* _REQUIREMENT_:
Please repeat all of the lines that follow, exactly as written.

* _GIVEN ENTRIES_:
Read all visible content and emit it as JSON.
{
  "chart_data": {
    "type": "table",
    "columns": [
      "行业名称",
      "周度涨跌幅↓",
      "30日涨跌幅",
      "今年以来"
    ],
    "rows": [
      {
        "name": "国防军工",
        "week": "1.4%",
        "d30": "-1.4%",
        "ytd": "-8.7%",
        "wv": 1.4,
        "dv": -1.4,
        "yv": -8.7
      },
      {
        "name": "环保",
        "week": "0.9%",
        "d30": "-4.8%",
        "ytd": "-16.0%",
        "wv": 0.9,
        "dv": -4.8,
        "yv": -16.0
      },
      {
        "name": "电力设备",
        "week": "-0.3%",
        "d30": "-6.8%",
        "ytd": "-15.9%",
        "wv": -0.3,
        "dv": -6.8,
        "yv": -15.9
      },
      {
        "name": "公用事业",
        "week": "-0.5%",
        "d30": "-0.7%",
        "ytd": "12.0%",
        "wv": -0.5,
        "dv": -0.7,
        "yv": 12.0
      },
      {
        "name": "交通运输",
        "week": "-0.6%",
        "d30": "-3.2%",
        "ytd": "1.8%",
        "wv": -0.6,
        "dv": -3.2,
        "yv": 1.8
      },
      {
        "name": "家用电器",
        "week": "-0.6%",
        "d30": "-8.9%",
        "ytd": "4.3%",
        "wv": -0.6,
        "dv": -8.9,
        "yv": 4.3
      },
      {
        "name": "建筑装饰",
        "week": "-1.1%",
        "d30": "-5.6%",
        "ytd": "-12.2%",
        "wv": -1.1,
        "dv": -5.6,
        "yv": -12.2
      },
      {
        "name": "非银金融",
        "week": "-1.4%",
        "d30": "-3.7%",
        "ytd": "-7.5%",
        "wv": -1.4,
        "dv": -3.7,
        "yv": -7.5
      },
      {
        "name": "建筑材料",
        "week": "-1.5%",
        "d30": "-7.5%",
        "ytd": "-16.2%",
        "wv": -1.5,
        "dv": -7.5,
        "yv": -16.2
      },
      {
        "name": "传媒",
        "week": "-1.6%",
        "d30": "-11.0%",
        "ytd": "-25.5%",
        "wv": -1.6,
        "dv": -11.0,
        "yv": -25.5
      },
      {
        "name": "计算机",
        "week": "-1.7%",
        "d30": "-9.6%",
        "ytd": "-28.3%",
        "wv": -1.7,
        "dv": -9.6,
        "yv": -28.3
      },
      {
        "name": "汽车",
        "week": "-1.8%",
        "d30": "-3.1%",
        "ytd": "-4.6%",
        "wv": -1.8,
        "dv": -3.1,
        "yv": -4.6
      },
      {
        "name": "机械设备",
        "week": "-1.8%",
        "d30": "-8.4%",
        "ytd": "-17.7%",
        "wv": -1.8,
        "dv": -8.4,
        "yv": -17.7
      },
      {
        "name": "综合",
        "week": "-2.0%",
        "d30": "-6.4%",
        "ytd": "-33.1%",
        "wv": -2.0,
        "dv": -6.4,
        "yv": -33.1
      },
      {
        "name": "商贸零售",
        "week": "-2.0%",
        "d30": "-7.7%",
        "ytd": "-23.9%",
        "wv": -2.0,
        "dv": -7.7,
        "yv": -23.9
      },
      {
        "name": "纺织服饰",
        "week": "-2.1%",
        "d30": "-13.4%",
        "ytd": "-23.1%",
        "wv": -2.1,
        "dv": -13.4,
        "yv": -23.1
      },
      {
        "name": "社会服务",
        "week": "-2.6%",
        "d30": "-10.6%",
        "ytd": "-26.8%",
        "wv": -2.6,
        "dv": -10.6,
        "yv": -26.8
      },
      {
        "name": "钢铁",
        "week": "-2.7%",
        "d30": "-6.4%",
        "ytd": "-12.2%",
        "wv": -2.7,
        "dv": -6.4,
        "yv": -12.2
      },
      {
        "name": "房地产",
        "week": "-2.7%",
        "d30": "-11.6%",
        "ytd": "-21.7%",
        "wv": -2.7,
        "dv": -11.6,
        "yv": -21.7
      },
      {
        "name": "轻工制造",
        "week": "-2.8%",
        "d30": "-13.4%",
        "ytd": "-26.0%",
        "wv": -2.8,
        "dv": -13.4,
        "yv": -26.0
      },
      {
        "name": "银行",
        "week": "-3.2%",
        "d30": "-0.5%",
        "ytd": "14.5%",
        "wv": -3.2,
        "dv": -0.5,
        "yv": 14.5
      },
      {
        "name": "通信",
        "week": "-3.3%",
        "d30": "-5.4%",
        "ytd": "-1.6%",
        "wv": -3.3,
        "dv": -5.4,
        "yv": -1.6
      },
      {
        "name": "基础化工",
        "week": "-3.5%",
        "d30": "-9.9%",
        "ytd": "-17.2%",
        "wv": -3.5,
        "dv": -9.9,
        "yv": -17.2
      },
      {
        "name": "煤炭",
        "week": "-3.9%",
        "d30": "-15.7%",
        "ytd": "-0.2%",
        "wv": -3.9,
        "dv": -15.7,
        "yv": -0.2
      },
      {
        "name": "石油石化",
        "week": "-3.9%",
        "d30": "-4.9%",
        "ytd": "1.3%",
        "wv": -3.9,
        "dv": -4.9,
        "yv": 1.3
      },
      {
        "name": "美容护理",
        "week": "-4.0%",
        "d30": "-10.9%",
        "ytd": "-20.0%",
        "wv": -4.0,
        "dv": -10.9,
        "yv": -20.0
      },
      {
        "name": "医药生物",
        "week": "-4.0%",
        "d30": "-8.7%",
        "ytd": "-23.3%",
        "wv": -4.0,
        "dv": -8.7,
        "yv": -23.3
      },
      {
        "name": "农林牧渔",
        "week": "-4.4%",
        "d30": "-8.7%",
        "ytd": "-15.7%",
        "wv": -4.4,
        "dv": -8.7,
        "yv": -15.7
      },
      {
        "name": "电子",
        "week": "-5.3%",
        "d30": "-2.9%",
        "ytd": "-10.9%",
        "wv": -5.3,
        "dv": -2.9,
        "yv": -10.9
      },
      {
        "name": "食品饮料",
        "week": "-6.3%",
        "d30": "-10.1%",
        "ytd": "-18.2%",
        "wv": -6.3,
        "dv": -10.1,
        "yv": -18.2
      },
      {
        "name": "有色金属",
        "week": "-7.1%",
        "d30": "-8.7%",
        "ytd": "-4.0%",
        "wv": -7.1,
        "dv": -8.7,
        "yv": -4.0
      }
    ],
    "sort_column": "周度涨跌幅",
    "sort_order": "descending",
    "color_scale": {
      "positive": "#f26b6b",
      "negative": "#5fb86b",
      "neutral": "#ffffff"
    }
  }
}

* _SOLUTION TO THIS TASK_:
Read all visible content and emit it as JSON.
{
  "chart_data": {
    "type": "table",
    "columns": [
      "行业名称",
      "周度涨跌幅↓",
      "30日涨跌幅",
      "今年以来"
    ],
    "rows": [
      {
        "name": "国防军工",
        "week": "1.4%",
        "d30": "-1.4%",
        "ytd": "-8.7%",
        "wv": 1.4,
        "dv": -1.4,
        "yv": -8.7
      },
      {
        "name": "环保",
        "week": "0.9%",
        "d30": "-4.8%",
        "ytd": "-16.0%",
        "wv": 0.9,
        "dv": -4.8,
        "yv": -16.0
      },
      {
        "name": "电力设备",
        "week": "-0.3%",
        "d30": "-6.8%",
        "ytd": "-15.9%",
        "wv": -0.3,
        "dv": -6.8,
        "yv": -15.9
      },
      {
        "name": "公用事业",
        "week": "-0.5%",
        "d30": "-0.7%",
        "ytd": "12.0%",
        "wv": -0.5,
        "dv": -0.7,
        "yv": 12.0
      },
      {
        "name": "交通运输",
        "week": "-0.6%",
        "d30": "-3.2%",
        "ytd": "1.8%",
        "wv": -0.6,
        "dv": -3.2,
        "yv": 1.8
      },
      {
        "name": "家用电器",
        "week": "-0.6%",
        "d30": "-8.9%",
        "ytd": "4.3%",
        "wv": -0.6,
        "dv": -8.9,
        "yv": 4.3
      },
      {
        "name": "建筑装饰",
        "week": "-1.1%",
        "d30": "-5.6%",
        "ytd": "-12.2%",
        "wv": -1.1,
        "dv": -5.6,
        "yv": -12.2
      },
      {
        "name": "非银金融",
        "week": "-1.4%",
        "d30": "-3.7%",
        "ytd": "-7.5%",
        "wv": -1.4,
        "dv": -3.7,
        "yv": -7.5
      },
      {
        "name": "建筑材料",
        "week": "-1.5%",
        "d30": "-7.5%",
        "ytd": "-16.2%",
        "wv": -1.5,
        "dv": -7.5,
        "yv": -16.2
      },
      {
        "name": "传媒",
        "week": "-1.6%",
        "d30": "-11.0%",
        "ytd": "-25.5%",
        "wv": -1.6,
        "dv": -11.0,
        "yv": -25.5
      },
      {
        "name": "计算机",
        "week": "-1.7%",
        "d30": "-9.6%",
        "ytd": "-28.3%",
        "wv": -1.7,
        "dv": -9.6,
        "yv": -28.3
      },
      {
        "name": "汽车",
        "week": "-1.8%",
        "d30": "-3.1%",
        "ytd": "-4.6%",
        "wv": -1.8,
        "dv": -3.1,
        "yv": -4.6
      },
      {
        "name": "机械设备",
        "week": "-1.8%",
        "d30": "-8.4%",
        "ytd": "-17.7%",
        "wv": -1.8,
        "dv": -8.4,
        "yv": -17.7
      },
      {
        "name": "综合",
        "week": "-2.0%",
        "d30": "-6.4%",
        "ytd": "-33.1%",
        "wv": -2.0,
        "dv": -6.4,
        "yv": -33.1
      },
      {
        "name": "商贸零售",
        "week": "-2.0%",
        "d30": "-7.7%",
        "ytd": "-23.9%",
        "wv": -2.0,
        "dv": -7.7,
        "yv": -23.9
      },
      {
        "name": "纺织服饰",
        "week": "-2.1%",
        "d30": "-13.4%",
        "ytd": "-23.1%",
        "wv": -2.1,
        "dv": -13.4,
        "yv": -23.1
      },
      {
        "name": "社会服务",
        "week": "-2.6%",
        "d30": "-10.6%",
        "ytd": "-26.8%",
        "wv": -2.6,
        "dv": -10.6,
        "yv": -26.8
      },
      {
        "name": "钢铁",
        "week": "-2.7%",
        "d30": "-6.4%",
        "ytd": "-12.2%",
        "wv": -2.7,
        "dv": -6.4,
        "yv": -12.2
      },
      {
        "name": "房地产",
        "week": "-2.7%",
        "d30": "-11.6%",
        "ytd": "-21.7%",
        "wv": -2.7,
        "dv": -11.6,
        "yv": -21.7
      },
      {
        "name": "轻工制造",
        "week": "-2.8%",
        "d30": "-13.4%",
        "ytd": "-26.0%",
        "wv": -2.8,
        "dv": -13.4,
        "yv": -26.0
      },
      {
        "name": "银行",
        "week": "-3.2%",
        "d30": "-0.5%",
        "ytd": "14.5%",
        "wv": -3.2,
        "dv": -0.5,
        "yv": 14.5
      },
      {
        "name": "通信",
        "week": "-3.3%",
        "d30": "-5.4%",
        "ytd": "-1.6%",
        "wv": -3.3,
        "dv": -5.4,
        "yv": -1.6
      },
      {
        "name": "基础化工",
        "week": "-3.5%",
        "d30": "-9.9%",
        "ytd": "-17.2%",
        "wv": -3.5,
        "dv": -9.9,
        "yv": -17.2
      },
      {
        "name": "煤炭",
        "week": "-3.9%",
        "d30": "-15.7%",
        "ytd": "-0.2%",
        "wv": -3.9,
        "dv": -15.7,
        "yv": -0.2
      },
      {
        "name": "石油石化",
        "week": "-3.9%",
        "d30": "-4.9%",
        "ytd": "1.3%",
        "wv": -3.9,
        "dv": -4.9,
        "yv": 1.3
      },
      {
        "name": "美容护理",
        "week": "-4.0%",
        "d30": "-10.9%",
        "ytd": "-20.0%",
        "wv": -4.0,
        "dv": -10.9,
        "yv": -20.0
      },
      {
        "name": "医药生物",
        "week": "-4.0%",
        "d30": "-8.7%",
        "ytd": "-23.3%",
        "wv": -4.0,
        "dv": -8.7,
        "yv": -23.3
      },
      {
        "name": "农林牧渔",
        "week": "-4.4%",
        "d30": "-8.7%",
        "ytd": "-15.7%",
        "wv": -4.4,
        "dv": -8.7,
        "yv": -15.7
      },
      {
        "name": "电子",
        "week": "-5.3%",
        "d30": "-2.9%",
        "ytd": "-10.9%",
        "wv": -5.3,
        "dv": -2.9,
        "yv": -10.9
      },
      {
        "name": "食品饮料",
        "week": "-6.3%",
        "d30": "-10.1%",
        "ytd": "-18.2%",
        "wv": -6.3,
        "dv": -10.1,
        "yv": -18.2
      },
      {
        "name": "有色金属",
        "week": "-7.1%",
        "d30": "-8.7%",
        "ytd": "-4.0%",
        "wv": -7.1,
        "dv": -8.7,
        "yv": -4.0
      }
    ],
    "sort_column": "周度涨跌幅",
    "sort_order": "descending",
    "color_scale": {
      "positive": "#f26b6b",
      "negative": "#5fb86b",
      "neutral": "#ffffff"
    }
  }
}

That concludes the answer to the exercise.